>> start MATERIAL FOR THE TASK

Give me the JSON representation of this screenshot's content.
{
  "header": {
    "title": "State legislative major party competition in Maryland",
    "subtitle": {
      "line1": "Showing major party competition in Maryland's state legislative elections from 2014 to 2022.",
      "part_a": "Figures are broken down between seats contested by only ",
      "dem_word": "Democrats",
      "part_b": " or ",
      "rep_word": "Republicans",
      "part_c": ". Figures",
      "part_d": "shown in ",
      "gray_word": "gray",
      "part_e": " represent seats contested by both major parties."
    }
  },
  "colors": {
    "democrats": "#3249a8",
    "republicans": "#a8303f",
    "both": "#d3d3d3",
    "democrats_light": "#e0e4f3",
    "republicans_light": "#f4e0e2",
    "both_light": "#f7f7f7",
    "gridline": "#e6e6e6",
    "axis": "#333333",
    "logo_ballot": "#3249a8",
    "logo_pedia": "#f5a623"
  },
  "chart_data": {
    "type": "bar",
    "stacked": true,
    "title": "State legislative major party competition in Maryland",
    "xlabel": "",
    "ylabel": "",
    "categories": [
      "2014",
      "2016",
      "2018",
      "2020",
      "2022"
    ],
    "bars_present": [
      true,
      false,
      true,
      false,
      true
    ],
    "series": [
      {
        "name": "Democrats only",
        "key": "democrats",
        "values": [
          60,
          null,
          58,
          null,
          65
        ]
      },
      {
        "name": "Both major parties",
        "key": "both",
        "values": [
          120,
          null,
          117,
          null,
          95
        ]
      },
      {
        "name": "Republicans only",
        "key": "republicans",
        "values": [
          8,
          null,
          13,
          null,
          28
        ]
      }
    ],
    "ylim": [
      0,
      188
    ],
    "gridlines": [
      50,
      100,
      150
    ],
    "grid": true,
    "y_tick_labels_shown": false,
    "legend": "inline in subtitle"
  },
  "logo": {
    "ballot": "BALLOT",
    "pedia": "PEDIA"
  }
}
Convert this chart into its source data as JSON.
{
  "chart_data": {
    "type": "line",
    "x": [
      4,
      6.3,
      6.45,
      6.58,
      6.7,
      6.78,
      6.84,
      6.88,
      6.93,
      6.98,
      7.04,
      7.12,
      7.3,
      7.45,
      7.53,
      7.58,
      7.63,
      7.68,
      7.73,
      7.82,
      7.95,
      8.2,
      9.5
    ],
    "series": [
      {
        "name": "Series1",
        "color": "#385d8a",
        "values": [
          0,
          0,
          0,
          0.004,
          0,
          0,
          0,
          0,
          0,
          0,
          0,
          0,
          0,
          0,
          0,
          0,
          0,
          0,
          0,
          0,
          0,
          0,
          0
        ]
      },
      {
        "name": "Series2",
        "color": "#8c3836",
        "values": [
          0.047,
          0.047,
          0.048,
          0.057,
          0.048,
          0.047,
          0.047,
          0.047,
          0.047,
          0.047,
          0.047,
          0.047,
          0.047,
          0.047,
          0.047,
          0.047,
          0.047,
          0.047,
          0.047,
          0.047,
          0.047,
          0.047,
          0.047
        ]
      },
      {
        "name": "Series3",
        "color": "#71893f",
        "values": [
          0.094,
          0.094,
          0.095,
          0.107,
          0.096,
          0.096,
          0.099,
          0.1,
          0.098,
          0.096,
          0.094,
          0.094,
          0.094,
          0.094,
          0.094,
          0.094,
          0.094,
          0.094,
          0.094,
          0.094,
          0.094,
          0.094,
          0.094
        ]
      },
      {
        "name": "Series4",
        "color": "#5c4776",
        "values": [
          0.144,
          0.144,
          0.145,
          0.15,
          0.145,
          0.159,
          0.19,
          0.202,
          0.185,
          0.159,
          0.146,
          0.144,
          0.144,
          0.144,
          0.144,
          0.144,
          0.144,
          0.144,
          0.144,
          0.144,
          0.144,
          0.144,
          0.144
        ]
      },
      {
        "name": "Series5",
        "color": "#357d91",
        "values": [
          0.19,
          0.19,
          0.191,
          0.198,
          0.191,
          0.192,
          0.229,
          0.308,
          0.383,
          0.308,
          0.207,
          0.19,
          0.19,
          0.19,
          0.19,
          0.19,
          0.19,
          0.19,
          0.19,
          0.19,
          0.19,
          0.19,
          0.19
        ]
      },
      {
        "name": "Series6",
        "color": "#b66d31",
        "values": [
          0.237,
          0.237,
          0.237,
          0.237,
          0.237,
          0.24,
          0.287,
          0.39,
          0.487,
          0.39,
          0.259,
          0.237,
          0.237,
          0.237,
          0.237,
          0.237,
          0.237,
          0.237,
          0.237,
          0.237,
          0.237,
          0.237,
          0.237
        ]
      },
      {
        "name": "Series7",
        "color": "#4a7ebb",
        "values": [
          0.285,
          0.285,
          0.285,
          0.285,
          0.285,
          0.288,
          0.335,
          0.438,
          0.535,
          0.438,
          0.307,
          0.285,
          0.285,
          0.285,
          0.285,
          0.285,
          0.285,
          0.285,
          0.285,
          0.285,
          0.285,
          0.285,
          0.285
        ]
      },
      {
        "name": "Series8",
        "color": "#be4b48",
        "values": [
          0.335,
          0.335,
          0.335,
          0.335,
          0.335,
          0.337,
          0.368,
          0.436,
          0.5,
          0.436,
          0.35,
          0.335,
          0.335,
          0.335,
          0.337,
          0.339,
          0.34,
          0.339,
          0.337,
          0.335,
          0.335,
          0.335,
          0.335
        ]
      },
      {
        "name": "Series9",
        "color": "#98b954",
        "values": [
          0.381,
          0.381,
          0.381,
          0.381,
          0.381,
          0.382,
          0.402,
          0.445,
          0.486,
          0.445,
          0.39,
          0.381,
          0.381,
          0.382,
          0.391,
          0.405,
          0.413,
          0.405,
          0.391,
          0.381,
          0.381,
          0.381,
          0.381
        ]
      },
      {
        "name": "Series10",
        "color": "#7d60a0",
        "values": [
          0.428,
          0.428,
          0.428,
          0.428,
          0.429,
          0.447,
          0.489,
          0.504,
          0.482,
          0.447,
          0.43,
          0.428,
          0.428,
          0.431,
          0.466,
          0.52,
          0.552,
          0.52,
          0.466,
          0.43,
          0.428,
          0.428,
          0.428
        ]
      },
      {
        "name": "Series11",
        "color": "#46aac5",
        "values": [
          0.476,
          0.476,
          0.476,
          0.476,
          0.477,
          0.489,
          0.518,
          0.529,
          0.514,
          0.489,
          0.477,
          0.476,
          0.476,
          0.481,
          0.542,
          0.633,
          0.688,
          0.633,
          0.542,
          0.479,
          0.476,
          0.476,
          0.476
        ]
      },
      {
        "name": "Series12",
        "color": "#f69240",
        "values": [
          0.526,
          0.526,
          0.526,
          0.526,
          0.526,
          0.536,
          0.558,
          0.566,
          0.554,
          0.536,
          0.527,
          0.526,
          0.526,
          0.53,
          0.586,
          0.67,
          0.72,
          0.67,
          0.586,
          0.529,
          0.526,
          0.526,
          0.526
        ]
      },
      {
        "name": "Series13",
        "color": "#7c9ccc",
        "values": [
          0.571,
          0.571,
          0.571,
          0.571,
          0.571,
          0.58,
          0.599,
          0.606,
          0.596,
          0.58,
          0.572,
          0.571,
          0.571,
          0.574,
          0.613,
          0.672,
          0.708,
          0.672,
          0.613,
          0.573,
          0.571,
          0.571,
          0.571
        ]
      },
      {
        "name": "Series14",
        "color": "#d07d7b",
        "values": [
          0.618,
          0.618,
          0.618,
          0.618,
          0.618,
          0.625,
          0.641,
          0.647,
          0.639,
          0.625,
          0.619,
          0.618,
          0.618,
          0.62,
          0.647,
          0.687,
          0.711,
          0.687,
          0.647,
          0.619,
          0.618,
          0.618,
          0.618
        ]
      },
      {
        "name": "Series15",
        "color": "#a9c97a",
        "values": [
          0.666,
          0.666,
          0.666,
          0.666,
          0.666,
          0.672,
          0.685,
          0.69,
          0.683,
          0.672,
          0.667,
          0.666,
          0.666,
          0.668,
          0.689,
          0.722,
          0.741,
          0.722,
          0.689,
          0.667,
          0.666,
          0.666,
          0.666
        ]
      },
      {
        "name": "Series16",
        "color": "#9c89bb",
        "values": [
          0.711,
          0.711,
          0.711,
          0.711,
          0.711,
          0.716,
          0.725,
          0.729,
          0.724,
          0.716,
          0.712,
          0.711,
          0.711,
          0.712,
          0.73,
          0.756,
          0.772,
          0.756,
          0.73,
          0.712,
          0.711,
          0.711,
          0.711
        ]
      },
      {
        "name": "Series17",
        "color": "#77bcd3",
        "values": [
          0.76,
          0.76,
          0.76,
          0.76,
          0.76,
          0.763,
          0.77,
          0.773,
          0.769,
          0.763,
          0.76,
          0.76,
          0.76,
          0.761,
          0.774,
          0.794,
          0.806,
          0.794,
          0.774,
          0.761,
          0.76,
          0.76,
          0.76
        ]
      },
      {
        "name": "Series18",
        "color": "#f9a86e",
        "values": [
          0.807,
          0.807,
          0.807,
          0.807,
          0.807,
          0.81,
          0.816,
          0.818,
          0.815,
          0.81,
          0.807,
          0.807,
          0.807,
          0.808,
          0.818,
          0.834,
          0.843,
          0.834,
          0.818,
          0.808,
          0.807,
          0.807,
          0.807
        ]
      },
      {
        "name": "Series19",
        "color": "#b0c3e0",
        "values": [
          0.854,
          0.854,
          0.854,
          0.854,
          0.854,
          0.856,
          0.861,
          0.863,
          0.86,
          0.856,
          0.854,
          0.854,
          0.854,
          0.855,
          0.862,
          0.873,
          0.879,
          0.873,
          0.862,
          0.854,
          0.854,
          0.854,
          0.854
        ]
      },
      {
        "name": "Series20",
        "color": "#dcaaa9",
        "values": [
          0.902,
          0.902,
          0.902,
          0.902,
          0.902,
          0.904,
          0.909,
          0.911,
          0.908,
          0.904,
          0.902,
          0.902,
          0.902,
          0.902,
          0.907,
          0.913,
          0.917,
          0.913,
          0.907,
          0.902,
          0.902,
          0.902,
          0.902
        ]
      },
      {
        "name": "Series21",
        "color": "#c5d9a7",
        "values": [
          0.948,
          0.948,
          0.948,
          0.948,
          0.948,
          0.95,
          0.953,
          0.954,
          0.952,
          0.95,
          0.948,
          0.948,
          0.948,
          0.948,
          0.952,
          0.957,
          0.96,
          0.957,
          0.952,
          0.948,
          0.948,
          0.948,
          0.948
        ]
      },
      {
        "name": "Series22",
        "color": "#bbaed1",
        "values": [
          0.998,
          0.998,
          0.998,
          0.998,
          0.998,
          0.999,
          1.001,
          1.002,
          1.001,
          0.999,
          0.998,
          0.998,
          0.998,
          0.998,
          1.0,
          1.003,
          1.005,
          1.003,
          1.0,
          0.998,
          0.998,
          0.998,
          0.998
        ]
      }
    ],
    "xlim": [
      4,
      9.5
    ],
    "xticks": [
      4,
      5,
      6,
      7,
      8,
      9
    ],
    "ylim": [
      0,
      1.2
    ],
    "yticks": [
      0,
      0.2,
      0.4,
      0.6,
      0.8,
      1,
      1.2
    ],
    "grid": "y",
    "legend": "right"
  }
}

>> end MATERIAL FOR THE TASK

(SHORT EXERCISE) Read through the entries and copy each line in which "true" appears.

(FULL SOLUTION)
    "stacked": true,
      true,
      true,
      true
    "grid": true,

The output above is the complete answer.